EXERCISE PROMPT ->
Output all lines exactly.

(Recorded data)
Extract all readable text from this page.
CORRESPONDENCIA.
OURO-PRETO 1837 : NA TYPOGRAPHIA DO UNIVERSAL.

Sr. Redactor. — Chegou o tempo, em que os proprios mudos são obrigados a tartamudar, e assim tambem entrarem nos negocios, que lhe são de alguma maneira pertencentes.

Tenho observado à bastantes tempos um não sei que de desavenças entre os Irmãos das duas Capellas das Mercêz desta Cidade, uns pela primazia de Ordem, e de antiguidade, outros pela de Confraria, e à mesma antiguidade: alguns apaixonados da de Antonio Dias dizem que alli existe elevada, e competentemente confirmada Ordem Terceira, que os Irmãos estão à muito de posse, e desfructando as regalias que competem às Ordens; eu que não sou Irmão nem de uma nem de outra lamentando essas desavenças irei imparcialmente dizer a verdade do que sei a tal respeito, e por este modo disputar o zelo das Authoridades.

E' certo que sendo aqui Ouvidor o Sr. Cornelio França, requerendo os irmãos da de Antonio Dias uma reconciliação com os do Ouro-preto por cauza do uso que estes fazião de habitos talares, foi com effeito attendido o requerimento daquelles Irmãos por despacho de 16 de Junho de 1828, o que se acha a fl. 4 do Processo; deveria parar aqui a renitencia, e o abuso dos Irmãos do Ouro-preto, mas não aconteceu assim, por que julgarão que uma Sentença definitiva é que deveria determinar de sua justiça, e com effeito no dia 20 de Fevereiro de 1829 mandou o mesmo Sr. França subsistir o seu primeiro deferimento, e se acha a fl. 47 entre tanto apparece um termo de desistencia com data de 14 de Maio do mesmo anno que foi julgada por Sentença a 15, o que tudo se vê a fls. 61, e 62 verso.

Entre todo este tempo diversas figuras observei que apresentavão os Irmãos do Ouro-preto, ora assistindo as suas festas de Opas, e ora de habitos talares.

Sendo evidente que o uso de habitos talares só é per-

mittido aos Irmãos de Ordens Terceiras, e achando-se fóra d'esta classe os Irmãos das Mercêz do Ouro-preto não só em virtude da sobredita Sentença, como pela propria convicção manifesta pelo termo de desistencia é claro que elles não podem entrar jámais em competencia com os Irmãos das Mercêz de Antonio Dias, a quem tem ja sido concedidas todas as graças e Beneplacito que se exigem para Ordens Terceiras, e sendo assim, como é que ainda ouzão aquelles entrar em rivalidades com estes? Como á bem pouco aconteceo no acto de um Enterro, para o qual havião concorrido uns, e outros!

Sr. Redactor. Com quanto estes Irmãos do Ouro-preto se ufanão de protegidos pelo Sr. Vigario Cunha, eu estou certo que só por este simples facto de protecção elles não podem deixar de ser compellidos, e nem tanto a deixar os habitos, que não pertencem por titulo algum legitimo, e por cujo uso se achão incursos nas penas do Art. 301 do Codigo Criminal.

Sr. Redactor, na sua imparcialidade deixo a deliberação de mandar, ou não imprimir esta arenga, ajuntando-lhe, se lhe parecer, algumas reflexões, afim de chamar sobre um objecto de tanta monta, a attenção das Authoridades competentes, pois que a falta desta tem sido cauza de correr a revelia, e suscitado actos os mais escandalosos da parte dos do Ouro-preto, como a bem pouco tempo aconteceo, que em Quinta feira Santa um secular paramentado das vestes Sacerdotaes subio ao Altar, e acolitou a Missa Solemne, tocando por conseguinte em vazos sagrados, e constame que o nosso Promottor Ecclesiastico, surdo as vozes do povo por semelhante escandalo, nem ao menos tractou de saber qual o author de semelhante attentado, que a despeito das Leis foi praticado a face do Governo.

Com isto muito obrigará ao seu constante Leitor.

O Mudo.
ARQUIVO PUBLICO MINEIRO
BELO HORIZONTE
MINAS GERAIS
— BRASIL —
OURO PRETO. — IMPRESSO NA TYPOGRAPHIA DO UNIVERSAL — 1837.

SOLVED EXERCISE ->
Extract all readable text from this page.
CORRESPONDENCIA.
OURO-PRETO 1837 : NA TYPOGRAPHIA DO UNIVERSAL.

Sr. Redactor. — Chegou o tempo, em que os proprios mudos são obrigados a tartamudar, e assim tambem entrarem nos negocios, que lhe são de alguma maneira pertencentes.

Tenho observado à bastantes tempos um não sei que de desavenças entre os Irmãos das duas Capellas das Mercêz desta Cidade, uns pela primazia de Ordem, e de antiguidade, outros pela de Confraria, e à mesma antiguidade: alguns apaixonados da de Antonio Dias dizem que alli existe elevada, e competentemente confirmada Ordem Terceira, que os Irmãos estão à muito de posse, e desfructando as regalias que competem às Ordens; eu que não sou Irmão nem de uma nem de outra lamentando essas desavenças irei imparcialmente dizer a verdade do que sei a tal respeito, e por este modo disputar o zelo das Authoridades.

E' certo que sendo aqui Ouvidor o Sr. Cornelio França, requerendo os irmãos da de Antonio Dias uma reconciliação com os do Ouro-preto por cauza do uso que estes fazião de habitos talares, foi com effeito attendido o requerimento daquelles Irmãos por despacho de 16 de Junho de 1828, o que se acha a fl. 4 do Processo; deveria parar aqui a renitencia, e o abuso dos Irmãos do Ouro-preto, mas não aconteceu assim, por que julgarão que uma Sentença definitiva é que deveria determinar de sua justiça, e com effeito no dia 20 de Fevereiro de 1829 mandou o mesmo Sr. França subsistir o seu primeiro deferimento, e se acha a fl. 47 entre tanto apparece um termo de desistencia com data de 14 de Maio do mesmo anno que foi julgada por Sentença a 15, o que tudo se vê a fls. 61, e 62 verso.

Entre todo este tempo diversas figuras observei que apresentavão os Irmãos do Ouro-preto, ora assistindo as suas festas de Opas, e ora de habitos talares.

Sendo evidente que o uso de habitos talares só é per-

mittido aos Irmãos de Ordens Terceiras, e achando-se fóra d'esta classe os Irmãos das Mercêz do Ouro-preto não só em virtude da sobredita Sentença, como pela propria convicção manifesta pelo termo de desistencia é claro que elles não podem entrar jámais em competencia com os Irmãos das Mercêz de Antonio Dias, a quem tem ja sido concedidas todas as graças e Beneplacito que se exigem para Ordens Terceiras, e sendo assim, como é que ainda ouzão aquelles entrar em rivalidades com estes? Como á bem pouco aconteceo no acto de um Enterro, para o qual havião concorrido uns, e outros!

Sr. Redactor. Com quanto estes Irmãos do Ouro-preto se ufanão de protegidos pelo Sr. Vigario Cunha, eu estou certo que só por este simples facto de protecção elles não podem deixar de ser compellidos, e nem tanto a deixar os habitos, que não pertencem por titulo algum legitimo, e por cujo uso se achão incursos nas penas do Art. 301 do Codigo Criminal.

Sr. Redactor, na sua imparcialidade deixo a deliberação de mandar, ou não imprimir esta arenga, ajuntando-lhe, se lhe parecer, algumas reflexões, afim de chamar sobre um objecto de tanta monta, a attenção das Authoridades competentes, pois que a falta desta tem sido cauza de correr a revelia, e suscitado actos os mais escandalosos da parte dos do Ouro-preto, como a bem pouco tempo aconteceo, que em Quinta feira Santa um secular paramentado das vestes Sacerdotaes subio ao Altar, e acolitou a Missa Solemne, tocando por conseguinte em vazos sagrados, e constame que o nosso Promottor Ecclesiastico, surdo as vozes do povo por semelhante escandalo, nem ao menos tractou de saber qual o author de semelhante attentado, que a despeito das Leis foi praticado a face do Governo.

Com isto muito obrigará ao seu constante Leitor.

O Mudo.
ARQUIVO PUBLICO MINEIRO
BELO HORIZONTE
MINAS GERAIS
— BRASIL —
OURO PRETO. — IMPRESSO NA TYPOGRAPHIA DO UNIVERSAL — 1837.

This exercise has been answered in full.